_PROBLEM TO WORK ON_.
Restate the whole of the material. Keep every word, and drop the pictures.

_RECORDS_.
--------------------------------

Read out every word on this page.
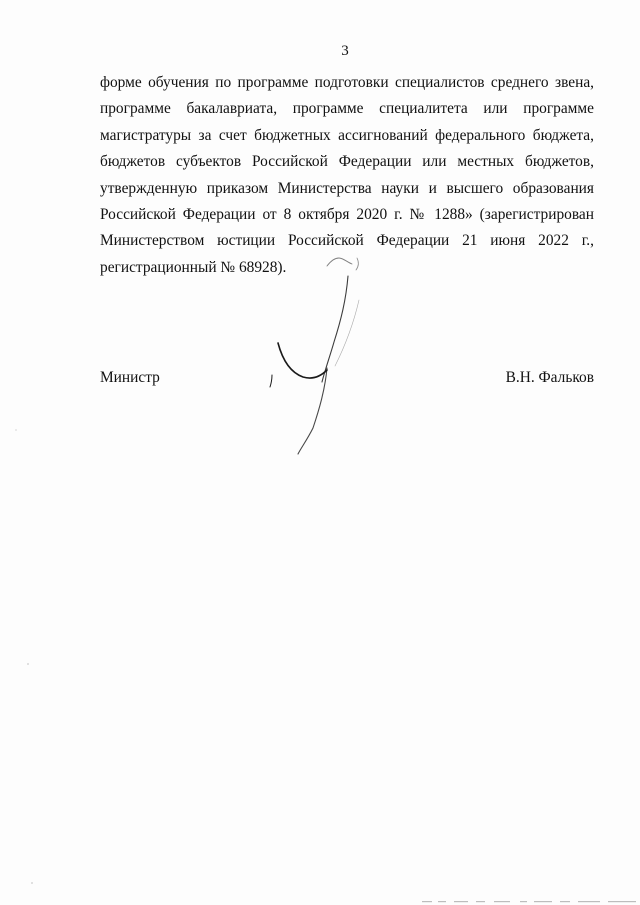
3
форме обучения по программе подготовки специалистов среднего звена,
программе бакалавриата, программе специалитета или программе
магистратуры за счет бюджетных ассигнований федерального бюджета,
бюджетов субъектов Российской Федерации или местных бюджетов,
утвержденную приказом Министерства науки и высшего образования
Российской Федерации от 8 октября 2020 г. № 1288» (зарегистрирован
Министерством юстиции Российской Федерации 21 июня 2022 г.,
регистрационный № 68928).
Министр	В.Н. Фальков
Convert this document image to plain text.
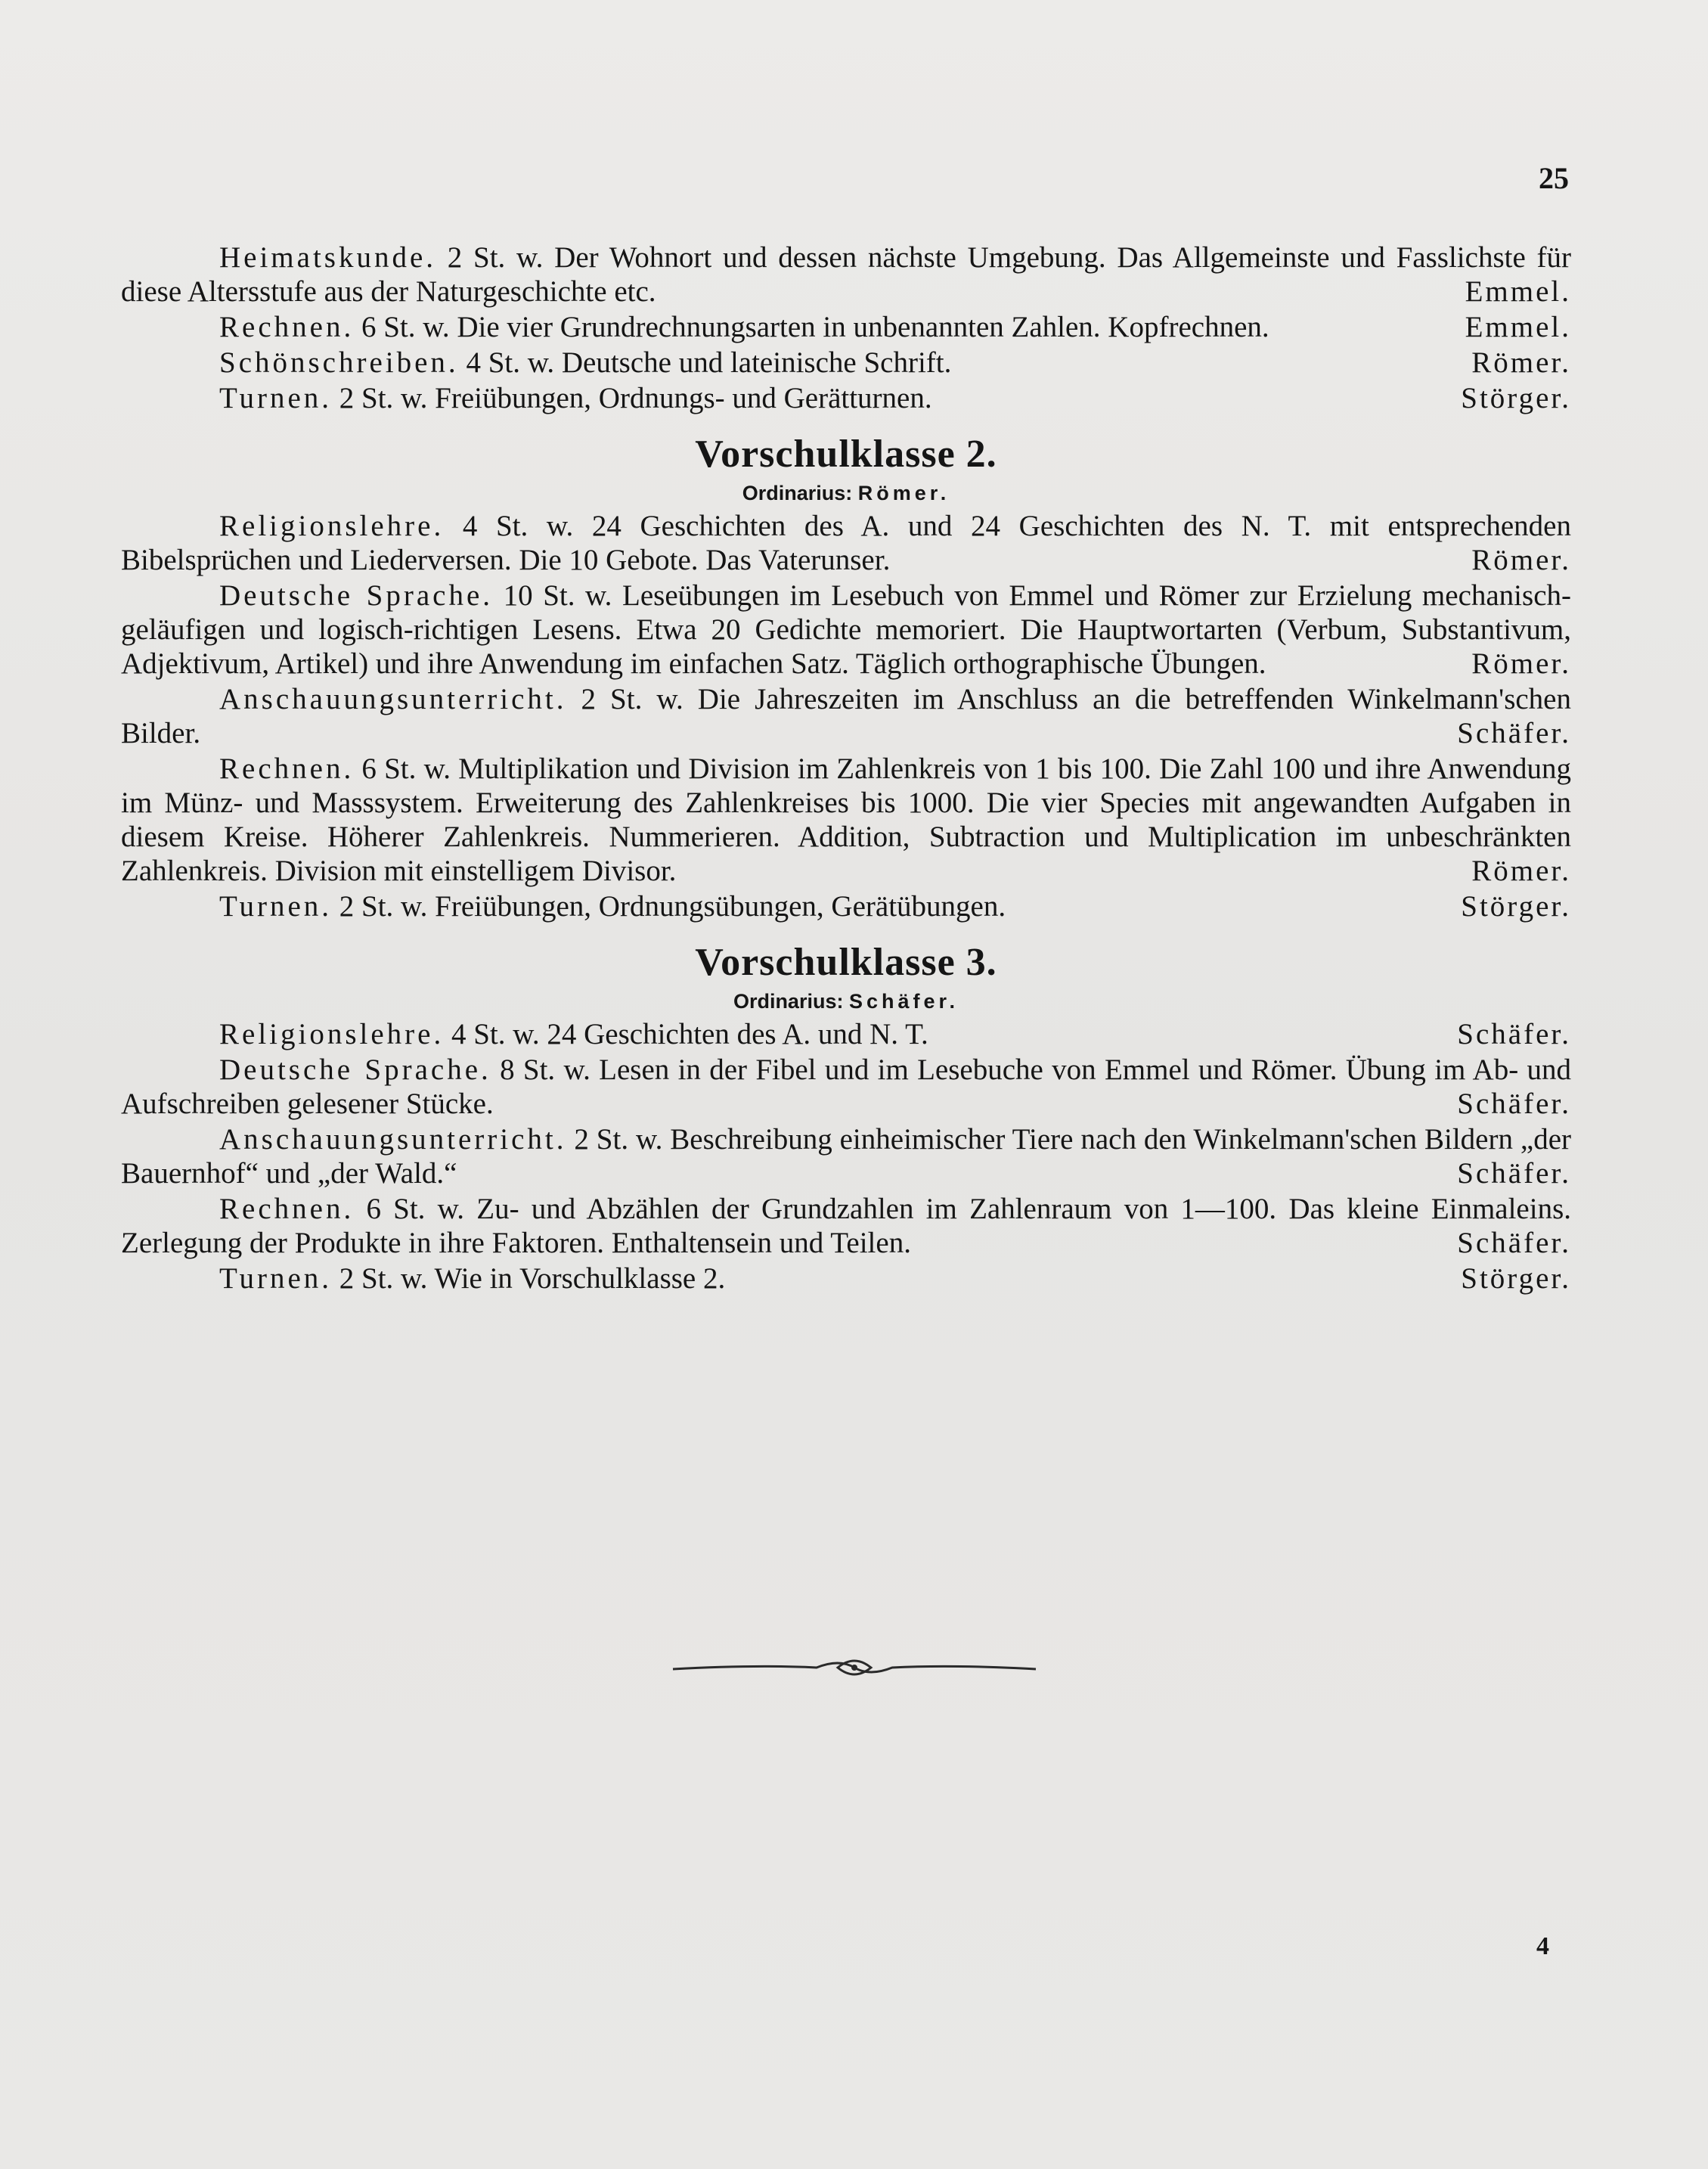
25
Heimatskunde. 2 St. w. Der Wohnort und dessen nächste Umgebung. Das Allgemeinste und Fasslichste für diese Altersstufe aus der Naturgeschichte etc.	Emmel.
Rechnen. 6 St. w. Die vier Grundrechnungsarten in unbenannten Zahlen. Kopfrechnen.	Emmel.
Schönschreiben. 4 St. w. Deutsche und lateinische Schrift.	Römer.
Turnen. 2 St. w. Freiübungen, Ordnungs- und Gerätturnen.	Störger.
Vorschulklasse 2.
Ordinarius: Römer.
Religionslehre. 4 St. w. 24 Geschichten des A. und 24 Geschichten des N. T. mit entsprechenden Bibelsprüchen und Liederversen. Die 10 Gebote. Das Vaterunser.	Römer.
Deutsche Sprache. 10 St. w. Leseübungen im Lesebuch von Emmel und Römer zur Erzielung mechanisch-geläufigen und logisch-richtigen Lesens. Etwa 20 Gedichte memoriert. Die Hauptwortarten (Verbum, Substantivum, Adjektivum, Artikel) und ihre Anwendung im einfachen Satz. Täglich orthographische Übungen.	Römer.
Anschauungsunterricht. 2 St. w. Die Jahreszeiten im Anschluss an die betreffenden Winkelmann'schen Bilder.	Schäfer.
Rechnen. 6 St. w. Multiplikation und Division im Zahlenkreis von 1 bis 100. Die Zahl 100 und ihre Anwendung im Münz- und Masssystem. Erweiterung des Zahlenkreises bis 1000. Die vier Species mit angewandten Aufgaben in diesem Kreise. Höherer Zahlenkreis. Nummerieren. Addition, Subtraction und Multiplication im unbeschränkten Zahlenkreis. Division mit einstelligem Divisor.	Römer.
Turnen. 2 St. w. Freiübungen, Ordnungsübungen, Gerätübungen.	Störger.
Vorschulklasse 3.
Ordinarius: Schäfer.
Religionslehre. 4 St. w. 24 Geschichten des A. und N. T.	Schäfer.
Deutsche Sprache. 8 St. w. Lesen in der Fibel und im Lesebuche von Emmel und Römer. Übung im Ab- und Aufschreiben gelesener Stücke.	Schäfer.
Anschauungsunterricht. 2 St. w. Beschreibung einheimischer Tiere nach den Winkelmann'schen Bildern „der Bauernhof“ und „der Wald.“	Schäfer.
Rechnen. 6 St. w. Zu- und Abzählen der Grundzahlen im Zahlenraum von 1—100. Das kleine Einmaleins. Zerlegung der Produkte in ihre Faktoren. Enthaltensein und Teilen.	Schäfer.
Turnen. 2 St. w. Wie in Vorschulklasse 2.	Störger.
4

--------------------------------

_THE SOLUTION_.
Read out every word on this page.
3
форме обучения по программе подготовки специалистов среднего звена,
программе бакалавриата, программе специалитета или программе
магистратуры за счет бюджетных ассигнований федерального бюджета,
бюджетов субъектов Российской Федерации или местных бюджетов,
утвержденную приказом Министерства науки и высшего образования
Российской Федерации от 8 октября 2020 г. № 1288» (зарегистрирован
Министерством юстиции Российской Федерации 21 июня 2022 г.,
регистрационный № 68928).
Министр	В.Н. Фальков
Convert this document image to plain text.
25
Heimatskunde. 2 St. w. Der Wohnort und dessen nächste Umgebung. Das Allgemeinste und Fasslichste für diese Altersstufe aus der Naturgeschichte etc.	Emmel.
Rechnen. 6 St. w. Die vier Grundrechnungsarten in unbenannten Zahlen. Kopfrechnen.	Emmel.
Schönschreiben. 4 St. w. Deutsche und lateinische Schrift.	Römer.
Turnen. 2 St. w. Freiübungen, Ordnungs- und Gerätturnen.	Störger.
Vorschulklasse 2.
Ordinarius: Römer.
Religionslehre. 4 St. w. 24 Geschichten des A. und 24 Geschichten des N. T. mit entsprechenden Bibelsprüchen und Liederversen. Die 10 Gebote. Das Vaterunser.	Römer.
Deutsche Sprache. 10 St. w. Leseübungen im Lesebuch von Emmel und Römer zur Erzielung mechanisch-geläufigen und logisch-richtigen Lesens. Etwa 20 Gedichte memoriert. Die Hauptwortarten (Verbum, Substantivum, Adjektivum, Artikel) und ihre Anwendung im einfachen Satz. Täglich orthographische Übungen.	Römer.
Anschauungsunterricht. 2 St. w. Die Jahreszeiten im Anschluss an die betreffenden Winkelmann'schen Bilder.	Schäfer.
Rechnen. 6 St. w. Multiplikation und Division im Zahlenkreis von 1 bis 100. Die Zahl 100 und ihre Anwendung im Münz- und Masssystem. Erweiterung des Zahlenkreises bis 1000. Die vier Species mit angewandten Aufgaben in diesem Kreise. Höherer Zahlenkreis. Nummerieren. Addition, Subtraction und Multiplication im unbeschränkten Zahlenkreis. Division mit einstelligem Divisor.	Römer.
Turnen. 2 St. w. Freiübungen, Ordnungsübungen, Gerätübungen.	Störger.
Vorschulklasse 3.
Ordinarius: Schäfer.
Religionslehre. 4 St. w. 24 Geschichten des A. und N. T.	Schäfer.
Deutsche Sprache. 8 St. w. Lesen in der Fibel und im Lesebuche von Emmel und Römer. Übung im Ab- und Aufschreiben gelesener Stücke.	Schäfer.
Anschauungsunterricht. 2 St. w. Beschreibung einheimischer Tiere nach den Winkelmann'schen Bildern „der Bauernhof“ und „der Wald.“	Schäfer.
Rechnen. 6 St. w. Zu- und Abzählen der Grundzahlen im Zahlenraum von 1—100. Das kleine Einmaleins. Zerlegung der Produkte in ihre Faktoren. Enthaltensein und Teilen.	Schäfer.
Turnen. 2 St. w. Wie in Vorschulklasse 2.	Störger.
4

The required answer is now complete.